» **OBJECTIVE**: Pick out every line in the entries that contains the string "chart", and copy each one.

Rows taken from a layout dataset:
■ ■ ■ ■ ■ ■ ■

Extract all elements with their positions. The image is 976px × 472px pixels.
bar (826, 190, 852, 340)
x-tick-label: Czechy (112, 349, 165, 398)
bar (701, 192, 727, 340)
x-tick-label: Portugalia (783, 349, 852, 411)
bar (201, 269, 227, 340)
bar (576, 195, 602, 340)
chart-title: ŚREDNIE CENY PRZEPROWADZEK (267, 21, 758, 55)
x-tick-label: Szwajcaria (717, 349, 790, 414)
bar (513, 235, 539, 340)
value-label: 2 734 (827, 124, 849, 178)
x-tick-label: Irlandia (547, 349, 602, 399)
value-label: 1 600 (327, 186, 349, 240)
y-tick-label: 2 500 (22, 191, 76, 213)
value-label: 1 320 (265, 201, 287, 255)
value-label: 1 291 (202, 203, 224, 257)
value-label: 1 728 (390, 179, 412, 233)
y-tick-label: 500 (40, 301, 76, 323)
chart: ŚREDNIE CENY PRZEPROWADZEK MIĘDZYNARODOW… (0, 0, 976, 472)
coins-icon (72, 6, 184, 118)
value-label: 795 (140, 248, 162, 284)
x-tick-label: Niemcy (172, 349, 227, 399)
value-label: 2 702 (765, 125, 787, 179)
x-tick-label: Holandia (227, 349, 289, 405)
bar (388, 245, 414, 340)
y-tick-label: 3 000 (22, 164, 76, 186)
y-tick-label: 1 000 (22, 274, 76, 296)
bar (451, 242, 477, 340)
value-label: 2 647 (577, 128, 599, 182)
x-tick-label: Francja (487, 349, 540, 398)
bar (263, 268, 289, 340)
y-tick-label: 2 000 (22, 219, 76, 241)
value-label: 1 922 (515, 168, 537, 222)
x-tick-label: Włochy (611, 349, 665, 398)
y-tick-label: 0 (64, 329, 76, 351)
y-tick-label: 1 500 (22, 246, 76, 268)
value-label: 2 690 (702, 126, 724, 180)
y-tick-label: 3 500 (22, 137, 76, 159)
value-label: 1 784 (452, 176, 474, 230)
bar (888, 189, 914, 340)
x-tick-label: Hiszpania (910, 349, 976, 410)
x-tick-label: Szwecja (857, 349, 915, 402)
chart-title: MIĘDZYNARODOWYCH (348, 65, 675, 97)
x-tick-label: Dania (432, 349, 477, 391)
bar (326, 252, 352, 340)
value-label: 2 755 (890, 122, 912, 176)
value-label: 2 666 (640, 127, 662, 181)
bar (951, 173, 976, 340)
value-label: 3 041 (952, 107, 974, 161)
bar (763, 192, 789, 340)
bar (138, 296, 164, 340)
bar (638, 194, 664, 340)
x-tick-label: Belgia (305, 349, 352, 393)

■ ■ ■ ■ ■ ■ ■

» **FULL SOLUTION**:
chart-title: ŚREDNIE CENY PRZEPROWADZEK (267, 21, 758, 55)
chart: ŚREDNIE CENY PRZEPROWADZEK MIĘDZYNARODOW… (0, 0, 976, 472)
chart-title: MIĘDZYNARODOWYCH (348, 65, 675, 97)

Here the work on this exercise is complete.